====== Input rows ======

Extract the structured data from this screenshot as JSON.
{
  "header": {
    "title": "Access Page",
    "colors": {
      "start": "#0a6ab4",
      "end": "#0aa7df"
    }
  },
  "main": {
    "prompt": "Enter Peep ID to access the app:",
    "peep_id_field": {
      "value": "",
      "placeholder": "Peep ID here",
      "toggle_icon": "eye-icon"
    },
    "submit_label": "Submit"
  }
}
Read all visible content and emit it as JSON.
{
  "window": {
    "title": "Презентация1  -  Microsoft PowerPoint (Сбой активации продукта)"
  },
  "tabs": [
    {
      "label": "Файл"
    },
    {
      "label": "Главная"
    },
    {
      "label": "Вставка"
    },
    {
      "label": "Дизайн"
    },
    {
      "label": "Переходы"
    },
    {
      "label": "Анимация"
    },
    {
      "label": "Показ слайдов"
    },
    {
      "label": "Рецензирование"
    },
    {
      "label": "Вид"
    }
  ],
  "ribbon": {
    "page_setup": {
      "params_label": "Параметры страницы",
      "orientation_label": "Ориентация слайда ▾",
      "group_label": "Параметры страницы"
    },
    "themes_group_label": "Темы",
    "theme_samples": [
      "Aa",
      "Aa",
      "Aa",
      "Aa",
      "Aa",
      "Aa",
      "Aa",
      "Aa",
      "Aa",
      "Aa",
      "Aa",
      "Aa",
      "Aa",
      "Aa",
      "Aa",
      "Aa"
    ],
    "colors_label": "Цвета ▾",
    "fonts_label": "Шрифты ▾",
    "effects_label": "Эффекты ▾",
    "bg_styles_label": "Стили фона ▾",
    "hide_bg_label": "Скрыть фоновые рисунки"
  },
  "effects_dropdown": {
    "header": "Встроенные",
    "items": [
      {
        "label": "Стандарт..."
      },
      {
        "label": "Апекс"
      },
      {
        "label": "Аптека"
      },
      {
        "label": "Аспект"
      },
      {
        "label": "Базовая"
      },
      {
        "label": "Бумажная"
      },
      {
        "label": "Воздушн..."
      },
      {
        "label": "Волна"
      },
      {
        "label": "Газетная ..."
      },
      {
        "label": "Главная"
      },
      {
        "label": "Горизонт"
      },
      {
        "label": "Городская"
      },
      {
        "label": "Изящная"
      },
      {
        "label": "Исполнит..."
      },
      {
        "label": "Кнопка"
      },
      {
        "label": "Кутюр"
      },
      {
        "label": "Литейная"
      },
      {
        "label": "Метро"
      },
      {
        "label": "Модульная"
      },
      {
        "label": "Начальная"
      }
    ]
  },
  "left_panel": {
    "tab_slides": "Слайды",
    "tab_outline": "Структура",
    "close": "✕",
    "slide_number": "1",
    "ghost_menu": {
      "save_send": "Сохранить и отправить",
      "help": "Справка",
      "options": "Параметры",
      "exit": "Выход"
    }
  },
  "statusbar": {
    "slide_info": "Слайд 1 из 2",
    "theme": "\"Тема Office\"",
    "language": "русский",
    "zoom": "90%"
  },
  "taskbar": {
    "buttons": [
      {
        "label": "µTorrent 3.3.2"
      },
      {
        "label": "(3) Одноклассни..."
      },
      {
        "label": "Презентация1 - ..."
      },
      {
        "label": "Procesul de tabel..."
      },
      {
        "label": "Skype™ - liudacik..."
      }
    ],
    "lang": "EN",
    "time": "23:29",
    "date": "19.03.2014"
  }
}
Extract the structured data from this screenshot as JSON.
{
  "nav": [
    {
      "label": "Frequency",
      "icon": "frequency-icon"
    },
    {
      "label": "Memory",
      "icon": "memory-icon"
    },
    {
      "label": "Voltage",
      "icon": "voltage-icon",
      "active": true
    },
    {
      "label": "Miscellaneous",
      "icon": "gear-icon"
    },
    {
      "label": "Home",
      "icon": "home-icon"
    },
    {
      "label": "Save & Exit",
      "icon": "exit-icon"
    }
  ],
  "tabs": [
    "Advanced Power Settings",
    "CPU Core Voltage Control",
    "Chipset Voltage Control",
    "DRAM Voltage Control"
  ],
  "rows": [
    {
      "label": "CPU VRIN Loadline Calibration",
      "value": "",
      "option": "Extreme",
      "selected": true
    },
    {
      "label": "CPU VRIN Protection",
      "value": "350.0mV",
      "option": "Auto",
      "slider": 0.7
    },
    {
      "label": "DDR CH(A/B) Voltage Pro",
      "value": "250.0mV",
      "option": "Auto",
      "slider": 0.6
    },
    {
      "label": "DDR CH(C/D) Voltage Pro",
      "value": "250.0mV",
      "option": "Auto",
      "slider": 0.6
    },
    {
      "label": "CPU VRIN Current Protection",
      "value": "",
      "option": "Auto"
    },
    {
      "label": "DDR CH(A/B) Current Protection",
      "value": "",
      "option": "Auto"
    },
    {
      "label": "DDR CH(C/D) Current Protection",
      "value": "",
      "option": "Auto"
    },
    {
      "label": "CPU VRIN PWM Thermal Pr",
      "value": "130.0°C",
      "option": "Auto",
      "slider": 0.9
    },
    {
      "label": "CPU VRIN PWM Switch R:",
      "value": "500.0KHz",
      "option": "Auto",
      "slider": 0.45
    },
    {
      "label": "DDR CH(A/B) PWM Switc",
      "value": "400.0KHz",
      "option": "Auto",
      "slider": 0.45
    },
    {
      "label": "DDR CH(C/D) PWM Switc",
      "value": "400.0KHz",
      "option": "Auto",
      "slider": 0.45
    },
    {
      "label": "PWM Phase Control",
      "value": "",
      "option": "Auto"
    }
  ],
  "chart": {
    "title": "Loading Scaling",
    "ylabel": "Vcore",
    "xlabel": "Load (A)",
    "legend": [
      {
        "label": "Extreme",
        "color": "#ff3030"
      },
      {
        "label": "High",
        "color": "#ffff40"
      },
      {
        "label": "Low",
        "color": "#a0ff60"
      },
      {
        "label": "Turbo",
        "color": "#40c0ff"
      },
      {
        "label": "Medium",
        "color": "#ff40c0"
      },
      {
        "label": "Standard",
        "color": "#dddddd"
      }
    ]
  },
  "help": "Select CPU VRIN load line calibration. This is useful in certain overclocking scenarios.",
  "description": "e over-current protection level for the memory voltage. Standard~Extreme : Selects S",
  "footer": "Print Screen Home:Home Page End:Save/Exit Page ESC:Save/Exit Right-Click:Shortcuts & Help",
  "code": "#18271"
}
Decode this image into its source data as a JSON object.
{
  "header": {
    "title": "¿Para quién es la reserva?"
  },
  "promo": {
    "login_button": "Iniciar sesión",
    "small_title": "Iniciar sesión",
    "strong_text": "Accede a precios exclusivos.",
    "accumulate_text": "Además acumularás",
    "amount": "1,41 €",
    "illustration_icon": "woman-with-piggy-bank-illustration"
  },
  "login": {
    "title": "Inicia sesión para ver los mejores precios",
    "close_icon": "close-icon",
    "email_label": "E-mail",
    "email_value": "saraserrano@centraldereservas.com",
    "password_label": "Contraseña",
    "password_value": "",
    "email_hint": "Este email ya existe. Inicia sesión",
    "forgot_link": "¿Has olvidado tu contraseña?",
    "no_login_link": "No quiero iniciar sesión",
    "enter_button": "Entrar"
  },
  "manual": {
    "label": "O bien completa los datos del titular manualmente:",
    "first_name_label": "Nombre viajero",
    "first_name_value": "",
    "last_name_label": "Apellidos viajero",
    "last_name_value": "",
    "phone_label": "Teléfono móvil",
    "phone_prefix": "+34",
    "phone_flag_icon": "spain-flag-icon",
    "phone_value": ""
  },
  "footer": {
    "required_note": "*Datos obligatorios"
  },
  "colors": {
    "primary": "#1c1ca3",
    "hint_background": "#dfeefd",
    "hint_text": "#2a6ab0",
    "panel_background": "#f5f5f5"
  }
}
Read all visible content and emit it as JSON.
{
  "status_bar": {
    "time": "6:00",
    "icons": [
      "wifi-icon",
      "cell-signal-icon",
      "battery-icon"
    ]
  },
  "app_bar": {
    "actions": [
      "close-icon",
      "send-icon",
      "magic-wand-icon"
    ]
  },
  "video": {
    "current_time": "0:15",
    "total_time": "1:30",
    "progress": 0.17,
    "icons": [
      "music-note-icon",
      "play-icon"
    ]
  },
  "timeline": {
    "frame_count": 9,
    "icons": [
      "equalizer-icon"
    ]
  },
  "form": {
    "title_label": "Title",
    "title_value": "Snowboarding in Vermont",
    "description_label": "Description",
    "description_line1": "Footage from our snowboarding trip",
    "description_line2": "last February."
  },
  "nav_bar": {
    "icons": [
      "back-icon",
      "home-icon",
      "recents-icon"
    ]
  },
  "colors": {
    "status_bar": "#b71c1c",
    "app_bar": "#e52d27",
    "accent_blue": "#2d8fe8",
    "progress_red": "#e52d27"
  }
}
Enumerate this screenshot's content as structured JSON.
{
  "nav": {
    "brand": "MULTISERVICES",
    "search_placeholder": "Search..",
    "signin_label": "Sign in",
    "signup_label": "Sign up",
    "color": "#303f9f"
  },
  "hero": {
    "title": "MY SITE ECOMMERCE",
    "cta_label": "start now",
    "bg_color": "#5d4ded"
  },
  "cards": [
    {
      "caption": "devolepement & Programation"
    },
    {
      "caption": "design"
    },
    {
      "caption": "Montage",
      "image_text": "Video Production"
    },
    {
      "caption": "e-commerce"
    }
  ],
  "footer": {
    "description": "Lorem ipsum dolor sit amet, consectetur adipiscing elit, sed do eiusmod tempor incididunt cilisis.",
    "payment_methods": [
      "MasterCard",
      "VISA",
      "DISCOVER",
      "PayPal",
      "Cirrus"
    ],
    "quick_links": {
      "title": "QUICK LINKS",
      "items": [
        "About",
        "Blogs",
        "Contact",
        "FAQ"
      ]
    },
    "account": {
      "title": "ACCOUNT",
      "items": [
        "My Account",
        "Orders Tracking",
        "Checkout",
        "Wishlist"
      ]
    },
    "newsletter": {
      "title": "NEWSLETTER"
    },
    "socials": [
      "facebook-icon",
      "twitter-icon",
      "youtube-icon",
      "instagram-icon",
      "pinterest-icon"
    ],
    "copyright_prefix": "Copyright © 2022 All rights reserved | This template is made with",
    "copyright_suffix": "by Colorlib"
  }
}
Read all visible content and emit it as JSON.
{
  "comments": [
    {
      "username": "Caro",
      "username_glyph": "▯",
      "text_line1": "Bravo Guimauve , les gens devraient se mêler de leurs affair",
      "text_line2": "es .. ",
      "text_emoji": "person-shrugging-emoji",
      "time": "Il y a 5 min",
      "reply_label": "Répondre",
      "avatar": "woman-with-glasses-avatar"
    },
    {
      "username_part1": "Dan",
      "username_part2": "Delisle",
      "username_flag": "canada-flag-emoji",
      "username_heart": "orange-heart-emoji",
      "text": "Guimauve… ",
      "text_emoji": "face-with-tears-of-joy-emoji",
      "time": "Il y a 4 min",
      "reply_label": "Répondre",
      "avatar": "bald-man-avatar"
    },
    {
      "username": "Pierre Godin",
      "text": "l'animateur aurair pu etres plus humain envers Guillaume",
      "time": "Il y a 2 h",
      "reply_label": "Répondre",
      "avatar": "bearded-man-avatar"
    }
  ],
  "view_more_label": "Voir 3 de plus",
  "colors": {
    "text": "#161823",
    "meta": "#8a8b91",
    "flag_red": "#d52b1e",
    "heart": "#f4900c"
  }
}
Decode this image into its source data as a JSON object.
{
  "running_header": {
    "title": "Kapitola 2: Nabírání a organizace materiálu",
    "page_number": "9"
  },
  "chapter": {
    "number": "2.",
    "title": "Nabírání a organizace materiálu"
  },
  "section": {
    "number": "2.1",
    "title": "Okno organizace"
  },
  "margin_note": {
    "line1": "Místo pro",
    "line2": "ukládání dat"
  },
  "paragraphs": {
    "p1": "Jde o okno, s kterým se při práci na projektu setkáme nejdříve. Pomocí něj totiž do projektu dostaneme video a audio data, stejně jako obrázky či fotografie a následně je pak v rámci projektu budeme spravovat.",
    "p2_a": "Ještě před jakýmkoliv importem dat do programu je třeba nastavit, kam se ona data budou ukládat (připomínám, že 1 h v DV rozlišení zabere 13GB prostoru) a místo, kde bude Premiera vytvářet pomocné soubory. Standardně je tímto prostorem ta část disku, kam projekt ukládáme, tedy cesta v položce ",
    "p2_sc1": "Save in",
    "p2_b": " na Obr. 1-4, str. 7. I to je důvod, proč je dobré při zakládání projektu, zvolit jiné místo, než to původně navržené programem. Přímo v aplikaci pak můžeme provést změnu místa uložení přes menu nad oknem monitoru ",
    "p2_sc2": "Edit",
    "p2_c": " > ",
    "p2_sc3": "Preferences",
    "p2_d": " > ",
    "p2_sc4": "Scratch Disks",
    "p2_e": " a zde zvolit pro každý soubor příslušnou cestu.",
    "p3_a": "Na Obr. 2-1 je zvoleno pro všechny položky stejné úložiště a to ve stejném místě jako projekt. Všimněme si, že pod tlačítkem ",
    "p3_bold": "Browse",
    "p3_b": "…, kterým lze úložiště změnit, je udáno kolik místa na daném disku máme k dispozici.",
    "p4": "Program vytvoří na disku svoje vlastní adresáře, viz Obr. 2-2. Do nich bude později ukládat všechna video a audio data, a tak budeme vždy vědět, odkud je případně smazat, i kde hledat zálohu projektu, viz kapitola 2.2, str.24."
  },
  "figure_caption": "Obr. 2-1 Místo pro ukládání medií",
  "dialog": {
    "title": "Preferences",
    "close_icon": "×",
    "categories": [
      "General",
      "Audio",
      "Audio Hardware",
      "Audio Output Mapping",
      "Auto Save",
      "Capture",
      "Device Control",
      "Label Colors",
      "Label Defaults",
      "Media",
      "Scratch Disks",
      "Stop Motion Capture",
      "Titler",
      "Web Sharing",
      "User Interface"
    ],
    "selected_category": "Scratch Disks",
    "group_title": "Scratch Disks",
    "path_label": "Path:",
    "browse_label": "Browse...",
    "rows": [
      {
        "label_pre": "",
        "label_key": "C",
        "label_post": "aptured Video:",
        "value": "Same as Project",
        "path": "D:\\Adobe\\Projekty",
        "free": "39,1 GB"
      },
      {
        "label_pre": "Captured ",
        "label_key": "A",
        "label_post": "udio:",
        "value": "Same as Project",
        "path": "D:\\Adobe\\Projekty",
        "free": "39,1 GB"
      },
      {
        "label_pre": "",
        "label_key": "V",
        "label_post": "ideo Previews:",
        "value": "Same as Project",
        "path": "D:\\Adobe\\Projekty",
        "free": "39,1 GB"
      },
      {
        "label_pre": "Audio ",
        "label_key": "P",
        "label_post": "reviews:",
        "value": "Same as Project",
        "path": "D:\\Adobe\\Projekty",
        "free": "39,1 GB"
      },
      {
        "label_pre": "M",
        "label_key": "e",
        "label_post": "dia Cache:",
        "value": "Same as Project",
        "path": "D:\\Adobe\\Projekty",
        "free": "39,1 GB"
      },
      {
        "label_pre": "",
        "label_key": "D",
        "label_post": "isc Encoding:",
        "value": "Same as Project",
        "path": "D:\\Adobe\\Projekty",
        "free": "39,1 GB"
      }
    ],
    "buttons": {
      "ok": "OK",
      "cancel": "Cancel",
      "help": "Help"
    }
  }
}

======

Find the lines above that contain the word "ukládání" and collect them.

    "line2": "ukládání dat"
  "figure_caption": "Obr. 2-1 Místo pro ukládání medií",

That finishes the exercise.